### What the exercise asks
Copy out every line in which the string "this" occurs.

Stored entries
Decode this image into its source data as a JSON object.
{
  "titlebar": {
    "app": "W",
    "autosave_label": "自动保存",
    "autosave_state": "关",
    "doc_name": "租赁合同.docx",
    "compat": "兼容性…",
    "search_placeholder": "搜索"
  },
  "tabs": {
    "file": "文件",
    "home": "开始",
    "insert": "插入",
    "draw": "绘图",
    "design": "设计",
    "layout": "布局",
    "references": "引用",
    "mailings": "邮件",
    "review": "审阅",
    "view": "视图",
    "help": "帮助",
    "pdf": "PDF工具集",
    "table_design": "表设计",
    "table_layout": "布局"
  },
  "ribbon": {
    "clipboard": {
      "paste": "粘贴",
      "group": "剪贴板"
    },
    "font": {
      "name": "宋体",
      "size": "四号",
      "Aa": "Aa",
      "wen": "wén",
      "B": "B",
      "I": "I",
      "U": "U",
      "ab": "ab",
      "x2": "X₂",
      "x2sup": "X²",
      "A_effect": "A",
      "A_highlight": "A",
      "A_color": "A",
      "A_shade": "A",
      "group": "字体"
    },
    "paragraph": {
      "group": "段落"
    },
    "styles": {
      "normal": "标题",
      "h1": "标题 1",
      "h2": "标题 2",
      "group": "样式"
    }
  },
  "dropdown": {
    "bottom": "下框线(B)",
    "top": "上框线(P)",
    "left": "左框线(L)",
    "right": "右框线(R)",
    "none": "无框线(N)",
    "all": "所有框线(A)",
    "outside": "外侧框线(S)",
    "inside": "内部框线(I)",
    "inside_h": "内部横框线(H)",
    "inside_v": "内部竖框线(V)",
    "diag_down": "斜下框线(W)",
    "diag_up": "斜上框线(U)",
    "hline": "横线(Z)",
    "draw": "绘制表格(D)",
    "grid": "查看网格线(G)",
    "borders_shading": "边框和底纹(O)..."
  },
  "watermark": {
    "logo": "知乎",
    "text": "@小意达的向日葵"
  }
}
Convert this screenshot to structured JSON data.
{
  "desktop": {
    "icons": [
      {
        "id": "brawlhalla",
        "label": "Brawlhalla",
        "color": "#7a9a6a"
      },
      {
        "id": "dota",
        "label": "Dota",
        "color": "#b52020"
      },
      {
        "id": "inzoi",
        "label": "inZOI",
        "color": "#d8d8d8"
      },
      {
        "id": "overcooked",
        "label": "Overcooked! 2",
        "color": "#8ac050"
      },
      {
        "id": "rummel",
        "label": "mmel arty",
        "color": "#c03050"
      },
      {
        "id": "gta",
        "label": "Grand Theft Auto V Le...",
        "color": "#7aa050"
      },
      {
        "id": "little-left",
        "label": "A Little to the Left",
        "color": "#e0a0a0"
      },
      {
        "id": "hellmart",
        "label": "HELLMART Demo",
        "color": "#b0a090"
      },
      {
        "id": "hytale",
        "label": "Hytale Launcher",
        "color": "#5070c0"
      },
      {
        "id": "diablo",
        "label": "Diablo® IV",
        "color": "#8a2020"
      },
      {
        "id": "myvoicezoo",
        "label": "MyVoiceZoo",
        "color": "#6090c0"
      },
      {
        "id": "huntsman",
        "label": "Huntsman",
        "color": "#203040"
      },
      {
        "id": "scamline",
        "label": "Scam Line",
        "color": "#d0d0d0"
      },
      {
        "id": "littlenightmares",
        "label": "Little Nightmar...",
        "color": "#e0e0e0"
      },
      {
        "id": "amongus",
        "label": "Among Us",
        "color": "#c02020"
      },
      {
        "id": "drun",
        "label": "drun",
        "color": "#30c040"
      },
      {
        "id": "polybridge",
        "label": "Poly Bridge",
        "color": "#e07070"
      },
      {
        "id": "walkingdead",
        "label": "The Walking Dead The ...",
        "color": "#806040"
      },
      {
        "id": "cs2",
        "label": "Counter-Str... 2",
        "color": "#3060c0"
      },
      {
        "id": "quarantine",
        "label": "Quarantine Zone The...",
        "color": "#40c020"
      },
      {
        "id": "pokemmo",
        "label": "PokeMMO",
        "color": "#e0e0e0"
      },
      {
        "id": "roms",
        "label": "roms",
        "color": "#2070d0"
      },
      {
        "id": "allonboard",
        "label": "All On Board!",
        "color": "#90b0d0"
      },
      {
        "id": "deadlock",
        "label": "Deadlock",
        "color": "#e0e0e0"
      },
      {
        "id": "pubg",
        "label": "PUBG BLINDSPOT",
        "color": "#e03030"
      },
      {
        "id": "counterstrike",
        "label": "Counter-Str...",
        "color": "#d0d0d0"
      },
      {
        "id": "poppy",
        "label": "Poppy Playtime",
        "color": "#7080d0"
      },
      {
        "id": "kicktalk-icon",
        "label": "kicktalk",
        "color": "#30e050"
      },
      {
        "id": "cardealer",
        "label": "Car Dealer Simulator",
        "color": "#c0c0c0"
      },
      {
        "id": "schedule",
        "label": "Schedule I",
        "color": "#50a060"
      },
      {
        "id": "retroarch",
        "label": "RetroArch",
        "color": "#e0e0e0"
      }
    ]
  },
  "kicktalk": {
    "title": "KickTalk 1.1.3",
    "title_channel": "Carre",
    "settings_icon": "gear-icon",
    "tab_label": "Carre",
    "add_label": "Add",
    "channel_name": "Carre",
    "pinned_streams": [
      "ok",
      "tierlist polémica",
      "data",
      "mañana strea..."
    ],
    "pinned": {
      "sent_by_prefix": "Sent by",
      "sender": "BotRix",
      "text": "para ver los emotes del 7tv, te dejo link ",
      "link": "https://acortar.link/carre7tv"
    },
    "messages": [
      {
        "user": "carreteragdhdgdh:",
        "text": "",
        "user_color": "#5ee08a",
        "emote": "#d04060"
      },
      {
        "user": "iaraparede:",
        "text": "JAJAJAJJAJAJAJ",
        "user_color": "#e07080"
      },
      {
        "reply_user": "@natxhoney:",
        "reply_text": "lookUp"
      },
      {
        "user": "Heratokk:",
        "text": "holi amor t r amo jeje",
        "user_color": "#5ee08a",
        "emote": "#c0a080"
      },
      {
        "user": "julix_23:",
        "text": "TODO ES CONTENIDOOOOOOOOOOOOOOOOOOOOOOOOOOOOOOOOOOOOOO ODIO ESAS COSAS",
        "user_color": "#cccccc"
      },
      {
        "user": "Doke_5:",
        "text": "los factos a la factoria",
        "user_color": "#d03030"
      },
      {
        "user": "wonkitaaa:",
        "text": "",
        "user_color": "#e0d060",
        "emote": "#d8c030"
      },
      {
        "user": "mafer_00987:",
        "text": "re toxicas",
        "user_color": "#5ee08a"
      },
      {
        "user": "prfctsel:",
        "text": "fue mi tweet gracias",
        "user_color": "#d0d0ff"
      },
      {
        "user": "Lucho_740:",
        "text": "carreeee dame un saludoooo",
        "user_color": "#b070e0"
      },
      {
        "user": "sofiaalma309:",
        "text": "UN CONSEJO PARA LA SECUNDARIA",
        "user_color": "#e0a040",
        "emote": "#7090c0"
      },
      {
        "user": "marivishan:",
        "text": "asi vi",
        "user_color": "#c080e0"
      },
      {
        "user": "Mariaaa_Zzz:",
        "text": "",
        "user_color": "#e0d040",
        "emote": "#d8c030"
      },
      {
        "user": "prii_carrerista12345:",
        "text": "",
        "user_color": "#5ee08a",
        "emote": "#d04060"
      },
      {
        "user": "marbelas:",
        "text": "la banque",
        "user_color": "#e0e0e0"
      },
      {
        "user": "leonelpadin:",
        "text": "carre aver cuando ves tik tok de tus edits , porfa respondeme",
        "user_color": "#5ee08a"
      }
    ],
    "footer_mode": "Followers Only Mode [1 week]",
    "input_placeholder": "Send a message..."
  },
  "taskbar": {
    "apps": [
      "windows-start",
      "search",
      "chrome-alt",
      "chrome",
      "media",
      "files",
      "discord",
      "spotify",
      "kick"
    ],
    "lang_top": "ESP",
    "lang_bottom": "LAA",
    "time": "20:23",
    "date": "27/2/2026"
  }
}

### The reply
Decode this image into its source data as a JSON object.
Convert this screenshot to structured JSON data.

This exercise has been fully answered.